WHAT TO DO: Return each line of the data below exactly, omitting any pictures.

RECORDS FOR PROCESSING:
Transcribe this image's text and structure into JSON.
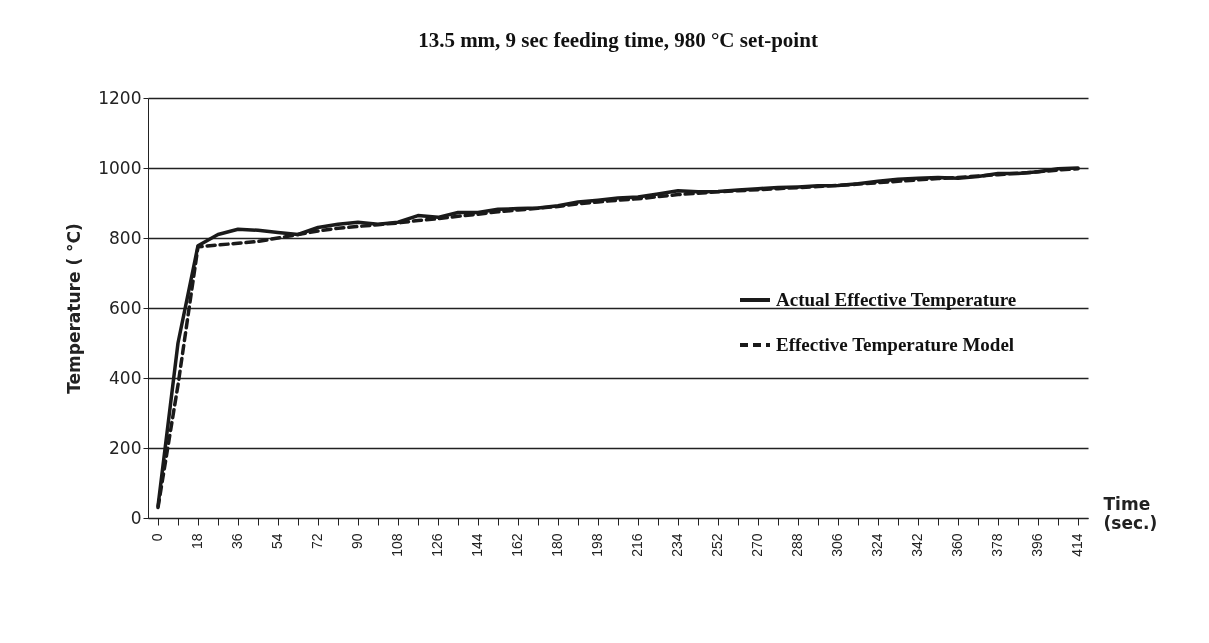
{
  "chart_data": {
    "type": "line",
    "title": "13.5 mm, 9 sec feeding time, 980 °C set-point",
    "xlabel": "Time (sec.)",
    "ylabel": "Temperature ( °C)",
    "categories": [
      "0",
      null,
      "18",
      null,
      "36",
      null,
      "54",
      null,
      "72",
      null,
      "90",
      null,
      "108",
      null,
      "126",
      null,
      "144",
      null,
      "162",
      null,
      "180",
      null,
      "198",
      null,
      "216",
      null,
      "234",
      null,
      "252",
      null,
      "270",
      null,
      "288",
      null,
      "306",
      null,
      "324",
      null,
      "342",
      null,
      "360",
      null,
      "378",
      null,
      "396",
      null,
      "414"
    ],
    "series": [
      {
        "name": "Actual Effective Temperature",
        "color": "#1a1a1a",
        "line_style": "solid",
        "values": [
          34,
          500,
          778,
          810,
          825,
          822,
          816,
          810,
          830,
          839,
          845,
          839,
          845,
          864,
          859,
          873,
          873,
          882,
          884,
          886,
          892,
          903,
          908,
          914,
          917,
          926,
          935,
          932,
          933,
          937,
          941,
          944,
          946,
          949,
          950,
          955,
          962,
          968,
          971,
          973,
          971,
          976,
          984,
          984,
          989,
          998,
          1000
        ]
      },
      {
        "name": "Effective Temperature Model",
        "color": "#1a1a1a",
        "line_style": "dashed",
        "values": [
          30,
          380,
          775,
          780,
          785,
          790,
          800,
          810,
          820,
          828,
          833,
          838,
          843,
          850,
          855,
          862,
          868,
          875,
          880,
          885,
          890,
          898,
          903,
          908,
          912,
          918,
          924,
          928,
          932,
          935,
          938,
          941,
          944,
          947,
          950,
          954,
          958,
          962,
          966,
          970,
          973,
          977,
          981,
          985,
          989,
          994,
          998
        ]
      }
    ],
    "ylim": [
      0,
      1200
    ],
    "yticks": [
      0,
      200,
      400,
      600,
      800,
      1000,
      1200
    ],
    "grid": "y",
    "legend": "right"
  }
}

TASK OUTPUT:
Transcribe this image's text and structure into JSON.
{
  "chart_data": {
    "type": "line",
    "title": "13.5 mm, 9 sec feeding time, 980 °C set-point",
    "xlabel": "Time (sec.)",
    "ylabel": "Temperature ( °C)",
    "categories": [
      "0",
      null,
      "18",
      null,
      "36",
      null,
      "54",
      null,
      "72",
      null,
      "90",
      null,
      "108",
      null,
      "126",
      null,
      "144",
      null,
      "162",
      null,
      "180",
      null,
      "198",
      null,
      "216",
      null,
      "234",
      null,
      "252",
      null,
      "270",
      null,
      "288",
      null,
      "306",
      null,
      "324",
      null,
      "342",
      null,
      "360",
      null,
      "378",
      null,
      "396",
      null,
      "414"
    ],
    "series": [
      {
        "name": "Actual Effective Temperature",
        "color": "#1a1a1a",
        "line_style": "solid",
        "values": [
          34,
          500,
          778,
          810,
          825,
          822,
          816,
          810,
          830,
          839,
          845,
          839,
          845,
          864,
          859,
          873,
          873,
          882,
          884,
          886,
          892,
          903,
          908,
          914,
          917,
          926,
          935,
          932,
          933,
          937,
          941,
          944,
          946,
          949,
          950,
          955,
          962,
          968,
          971,
          973,
          971,
          976,
          984,
          984,
          989,
          998,
          1000
        ]
      },
      {
        "name": "Effective Temperature Model",
        "color": "#1a1a1a",
        "line_style": "dashed",
        "values": [
          30,
          380,
          775,
          780,
          785,
          790,
          800,
          810,
          820,
          828,
          833,
          838,
          843,
          850,
          855,
          862,
          868,
          875,
          880,
          885,
          890,
          898,
          903,
          908,
          912,
          918,
          924,
          928,
          932,
          935,
          938,
          941,
          944,
          947,
          950,
          954,
          958,
          962,
          966,
          970,
          973,
          977,
          981,
          985,
          989,
          994,
          998
        ]
      }
    ],
    "ylim": [
      0,
      1200
    ],
    "yticks": [
      0,
      200,
      400,
      600,
      800,
      1000,
      1200
    ],
    "grid": "y",
    "legend": "right"
  }
}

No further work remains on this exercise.